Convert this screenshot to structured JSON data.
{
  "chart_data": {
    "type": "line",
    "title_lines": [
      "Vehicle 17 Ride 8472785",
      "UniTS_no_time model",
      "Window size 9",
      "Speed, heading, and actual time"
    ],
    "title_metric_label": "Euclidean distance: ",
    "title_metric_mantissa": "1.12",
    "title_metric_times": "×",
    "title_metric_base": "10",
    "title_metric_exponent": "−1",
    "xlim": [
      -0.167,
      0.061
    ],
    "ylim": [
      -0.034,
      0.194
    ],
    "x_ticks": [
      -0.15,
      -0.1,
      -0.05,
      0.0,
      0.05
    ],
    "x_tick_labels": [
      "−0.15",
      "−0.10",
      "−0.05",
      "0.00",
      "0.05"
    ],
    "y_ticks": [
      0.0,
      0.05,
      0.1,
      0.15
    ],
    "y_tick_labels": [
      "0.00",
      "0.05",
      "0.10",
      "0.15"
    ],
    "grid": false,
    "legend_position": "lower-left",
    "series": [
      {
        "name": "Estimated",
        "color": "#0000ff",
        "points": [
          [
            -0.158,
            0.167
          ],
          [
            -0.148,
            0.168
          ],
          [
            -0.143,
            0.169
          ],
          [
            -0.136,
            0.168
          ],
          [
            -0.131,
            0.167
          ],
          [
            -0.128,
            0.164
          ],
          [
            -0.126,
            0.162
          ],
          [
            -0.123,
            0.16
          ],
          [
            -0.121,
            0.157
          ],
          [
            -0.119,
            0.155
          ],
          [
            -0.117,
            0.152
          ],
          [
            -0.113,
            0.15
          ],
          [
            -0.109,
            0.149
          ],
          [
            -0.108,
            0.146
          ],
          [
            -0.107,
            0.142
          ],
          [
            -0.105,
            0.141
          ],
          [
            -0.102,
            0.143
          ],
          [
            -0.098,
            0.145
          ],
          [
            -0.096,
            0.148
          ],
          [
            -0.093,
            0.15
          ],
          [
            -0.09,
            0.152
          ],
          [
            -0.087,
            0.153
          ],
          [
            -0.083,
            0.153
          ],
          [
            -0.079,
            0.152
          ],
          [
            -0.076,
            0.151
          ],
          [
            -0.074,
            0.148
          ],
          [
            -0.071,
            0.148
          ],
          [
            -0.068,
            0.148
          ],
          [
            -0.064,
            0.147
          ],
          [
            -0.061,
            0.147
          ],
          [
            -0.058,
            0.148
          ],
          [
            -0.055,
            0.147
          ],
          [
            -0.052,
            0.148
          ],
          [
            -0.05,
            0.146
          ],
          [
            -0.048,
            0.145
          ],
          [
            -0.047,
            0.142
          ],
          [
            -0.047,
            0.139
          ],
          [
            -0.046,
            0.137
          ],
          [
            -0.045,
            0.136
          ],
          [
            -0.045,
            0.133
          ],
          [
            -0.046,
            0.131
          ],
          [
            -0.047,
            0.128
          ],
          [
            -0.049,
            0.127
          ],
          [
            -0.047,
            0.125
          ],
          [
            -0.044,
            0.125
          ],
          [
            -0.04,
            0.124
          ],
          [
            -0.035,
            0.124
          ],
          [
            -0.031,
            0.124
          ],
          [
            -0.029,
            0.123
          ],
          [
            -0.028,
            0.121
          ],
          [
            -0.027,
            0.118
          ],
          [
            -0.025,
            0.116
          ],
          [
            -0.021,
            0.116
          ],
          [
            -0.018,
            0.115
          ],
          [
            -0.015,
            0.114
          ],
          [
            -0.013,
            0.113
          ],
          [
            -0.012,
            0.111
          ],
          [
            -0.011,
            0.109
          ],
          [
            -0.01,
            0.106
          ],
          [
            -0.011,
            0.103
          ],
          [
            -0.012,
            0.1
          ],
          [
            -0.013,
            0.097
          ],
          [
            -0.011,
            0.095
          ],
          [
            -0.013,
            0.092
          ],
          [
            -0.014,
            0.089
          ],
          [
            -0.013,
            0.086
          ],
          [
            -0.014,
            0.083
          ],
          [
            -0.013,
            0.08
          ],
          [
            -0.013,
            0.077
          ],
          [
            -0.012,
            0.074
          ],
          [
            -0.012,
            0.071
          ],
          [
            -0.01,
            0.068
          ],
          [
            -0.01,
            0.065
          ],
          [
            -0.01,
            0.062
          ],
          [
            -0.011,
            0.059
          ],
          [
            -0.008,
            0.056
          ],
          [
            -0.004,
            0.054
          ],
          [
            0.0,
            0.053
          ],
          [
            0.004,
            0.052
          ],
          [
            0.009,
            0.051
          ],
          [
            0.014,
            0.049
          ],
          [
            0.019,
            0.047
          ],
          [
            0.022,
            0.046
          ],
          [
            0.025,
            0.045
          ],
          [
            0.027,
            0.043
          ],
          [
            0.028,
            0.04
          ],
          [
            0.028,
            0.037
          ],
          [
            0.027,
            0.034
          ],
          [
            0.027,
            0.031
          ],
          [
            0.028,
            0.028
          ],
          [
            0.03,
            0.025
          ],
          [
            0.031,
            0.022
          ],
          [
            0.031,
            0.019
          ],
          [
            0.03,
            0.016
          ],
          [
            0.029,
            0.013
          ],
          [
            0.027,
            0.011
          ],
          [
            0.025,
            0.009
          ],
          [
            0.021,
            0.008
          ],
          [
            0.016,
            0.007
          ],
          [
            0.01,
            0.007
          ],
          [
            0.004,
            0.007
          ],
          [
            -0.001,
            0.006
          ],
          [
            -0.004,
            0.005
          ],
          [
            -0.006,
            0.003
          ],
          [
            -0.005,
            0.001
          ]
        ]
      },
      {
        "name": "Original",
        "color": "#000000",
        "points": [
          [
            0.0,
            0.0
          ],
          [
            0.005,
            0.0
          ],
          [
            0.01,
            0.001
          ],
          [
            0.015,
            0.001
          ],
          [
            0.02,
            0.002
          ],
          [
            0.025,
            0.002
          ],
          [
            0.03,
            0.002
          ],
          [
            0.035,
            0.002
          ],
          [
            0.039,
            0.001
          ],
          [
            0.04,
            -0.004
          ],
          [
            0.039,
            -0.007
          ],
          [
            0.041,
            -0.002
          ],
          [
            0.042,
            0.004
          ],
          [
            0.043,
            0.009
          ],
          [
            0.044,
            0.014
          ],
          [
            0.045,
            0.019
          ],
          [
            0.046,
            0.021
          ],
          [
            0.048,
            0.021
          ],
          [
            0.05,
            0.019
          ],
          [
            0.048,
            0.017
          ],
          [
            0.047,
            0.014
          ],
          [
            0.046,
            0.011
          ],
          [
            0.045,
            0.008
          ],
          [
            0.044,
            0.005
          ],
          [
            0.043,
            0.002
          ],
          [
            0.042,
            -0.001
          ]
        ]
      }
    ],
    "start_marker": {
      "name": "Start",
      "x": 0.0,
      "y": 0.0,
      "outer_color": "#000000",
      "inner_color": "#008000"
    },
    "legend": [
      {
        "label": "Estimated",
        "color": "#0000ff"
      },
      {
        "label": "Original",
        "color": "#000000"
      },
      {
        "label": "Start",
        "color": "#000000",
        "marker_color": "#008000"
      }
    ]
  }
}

_Written request_: Quote each line of the data above exactly as written.

_Solution for this exercise_:
Convert this screenshot to structured JSON data.
{
  "chart_data": {
    "type": "line",
    "title_lines": [
      "Vehicle 17 Ride 8472785",
      "UniTS_no_time model",
      "Window size 9",
      "Speed, heading, and actual time"
    ],
    "title_metric_label": "Euclidean distance: ",
    "title_metric_mantissa": "1.12",
    "title_metric_times": "×",
    "title_metric_base": "10",
    "title_metric_exponent": "−1",
    "xlim": [
      -0.167,
      0.061
    ],
    "ylim": [
      -0.034,
      0.194
    ],
    "x_ticks": [
      -0.15,
      -0.1,
      -0.05,
      0.0,
      0.05
    ],
    "x_tick_labels": [
      "−0.15",
      "−0.10",
      "−0.05",
      "0.00",
      "0.05"
    ],
    "y_ticks": [
      0.0,
      0.05,
      0.1,
      0.15
    ],
    "y_tick_labels": [
      "0.00",
      "0.05",
      "0.10",
      "0.15"
    ],
    "grid": false,
    "legend_position": "lower-left",
    "series": [
      {
        "name": "Estimated",
        "color": "#0000ff",
        "points": [
          [
            -0.158,
            0.167
          ],
          [
            -0.148,
            0.168
          ],
          [
            -0.143,
            0.169
          ],
          [
            -0.136,
            0.168
          ],
          [
            -0.131,
            0.167
          ],
          [
            -0.128,
            0.164
          ],
          [
            -0.126,
            0.162
          ],
          [
            -0.123,
            0.16
          ],
          [
            -0.121,
            0.157
          ],
          [
            -0.119,
            0.155
          ],
          [
            -0.117,
            0.152
          ],
          [
            -0.113,
            0.15
          ],
          [
            -0.109,
            0.149
          ],
          [
            -0.108,
            0.146
          ],
          [
            -0.107,
            0.142
          ],
          [
            -0.105,
            0.141
          ],
          [
            -0.102,
            0.143
          ],
          [
            -0.098,
            0.145
          ],
          [
            -0.096,
            0.148
          ],
          [
            -0.093,
            0.15
          ],
          [
            -0.09,
            0.152
          ],
          [
            -0.087,
            0.153
          ],
          [
            -0.083,
            0.153
          ],
          [
            -0.079,
            0.152
          ],
          [
            -0.076,
            0.151
          ],
          [
            -0.074,
            0.148
          ],
          [
            -0.071,
            0.148
          ],
          [
            -0.068,
            0.148
          ],
          [
            -0.064,
            0.147
          ],
          [
            -0.061,
            0.147
          ],
          [
            -0.058,
            0.148
          ],
          [
            -0.055,
            0.147
          ],
          [
            -0.052,
            0.148
          ],
          [
            -0.05,
            0.146
          ],
          [
            -0.048,
            0.145
          ],
          [
            -0.047,
            0.142
          ],
          [
            -0.047,
            0.139
          ],
          [
            -0.046,
            0.137
          ],
          [
            -0.045,
            0.136
          ],
          [
            -0.045,
            0.133
          ],
          [
            -0.046,
            0.131
          ],
          [
            -0.047,
            0.128
          ],
          [
            -0.049,
            0.127
          ],
          [
            -0.047,
            0.125
          ],
          [
            -0.044,
            0.125
          ],
          [
            -0.04,
            0.124
          ],
          [
            -0.035,
            0.124
          ],
          [
            -0.031,
            0.124
          ],
          [
            -0.029,
            0.123
          ],
          [
            -0.028,
            0.121
          ],
          [
            -0.027,
            0.118
          ],
          [
            -0.025,
            0.116
          ],
          [
            -0.021,
            0.116
          ],
          [
            -0.018,
            0.115
          ],
          [
            -0.015,
            0.114
          ],
          [
            -0.013,
            0.113
          ],
          [
            -0.012,
            0.111
          ],
          [
            -0.011,
            0.109
          ],
          [
            -0.01,
            0.106
          ],
          [
            -0.011,
            0.103
          ],
          [
            -0.012,
            0.1
          ],
          [
            -0.013,
            0.097
          ],
          [
            -0.011,
            0.095
          ],
          [
            -0.013,
            0.092
          ],
          [
            -0.014,
            0.089
          ],
          [
            -0.013,
            0.086
          ],
          [
            -0.014,
            0.083
          ],
          [
            -0.013,
            0.08
          ],
          [
            -0.013,
            0.077
          ],
          [
            -0.012,
            0.074
          ],
          [
            -0.012,
            0.071
          ],
          [
            -0.01,
            0.068
          ],
          [
            -0.01,
            0.065
          ],
          [
            -0.01,
            0.062
          ],
          [
            -0.011,
            0.059
          ],
          [
            -0.008,
            0.056
          ],
          [
            -0.004,
            0.054
          ],
          [
            0.0,
            0.053
          ],
          [
            0.004,
            0.052
          ],
          [
            0.009,
            0.051
          ],
          [
            0.014,
            0.049
          ],
          [
            0.019,
            0.047
          ],
          [
            0.022,
            0.046
          ],
          [
            0.025,
            0.045
          ],
          [
            0.027,
            0.043
          ],
          [
            0.028,
            0.04
          ],
          [
            0.028,
            0.037
          ],
          [
            0.027,
            0.034
          ],
          [
            0.027,
            0.031
          ],
          [
            0.028,
            0.028
          ],
          [
            0.03,
            0.025
          ],
          [
            0.031,
            0.022
          ],
          [
            0.031,
            0.019
          ],
          [
            0.03,
            0.016
          ],
          [
            0.029,
            0.013
          ],
          [
            0.027,
            0.011
          ],
          [
            0.025,
            0.009
          ],
          [
            0.021,
            0.008
          ],
          [
            0.016,
            0.007
          ],
          [
            0.01,
            0.007
          ],
          [
            0.004,
            0.007
          ],
          [
            -0.001,
            0.006
          ],
          [
            -0.004,
            0.005
          ],
          [
            -0.006,
            0.003
          ],
          [
            -0.005,
            0.001
          ]
        ]
      },
      {
        "name": "Original",
        "color": "#000000",
        "points": [
          [
            0.0,
            0.0
          ],
          [
            0.005,
            0.0
          ],
          [
            0.01,
            0.001
          ],
          [
            0.015,
            0.001
          ],
          [
            0.02,
            0.002
          ],
          [
            0.025,
            0.002
          ],
          [
            0.03,
            0.002
          ],
          [
            0.035,
            0.002
          ],
          [
            0.039,
            0.001
          ],
          [
            0.04,
            -0.004
          ],
          [
            0.039,
            -0.007
          ],
          [
            0.041,
            -0.002
          ],
          [
            0.042,
            0.004
          ],
          [
            0.043,
            0.009
          ],
          [
            0.044,
            0.014
          ],
          [
            0.045,
            0.019
          ],
          [
            0.046,
            0.021
          ],
          [
            0.048,
            0.021
          ],
          [
            0.05,
            0.019
          ],
          [
            0.048,
            0.017
          ],
          [
            0.047,
            0.014
          ],
          [
            0.046,
            0.011
          ],
          [
            0.045,
            0.008
          ],
          [
            0.044,
            0.005
          ],
          [
            0.043,
            0.002
          ],
          [
            0.042,
            -0.001
          ]
        ]
      }
    ],
    "start_marker": {
      "name": "Start",
      "x": 0.0,
      "y": 0.0,
      "outer_color": "#000000",
      "inner_color": "#008000"
    },
    "legend": [
      {
        "label": "Estimated",
        "color": "#0000ff"
      },
      {
        "label": "Original",
        "color": "#000000"
      },
      {
        "label": "Start",
        "color": "#000000",
        "marker_color": "#008000"
      }
    ]
  }
}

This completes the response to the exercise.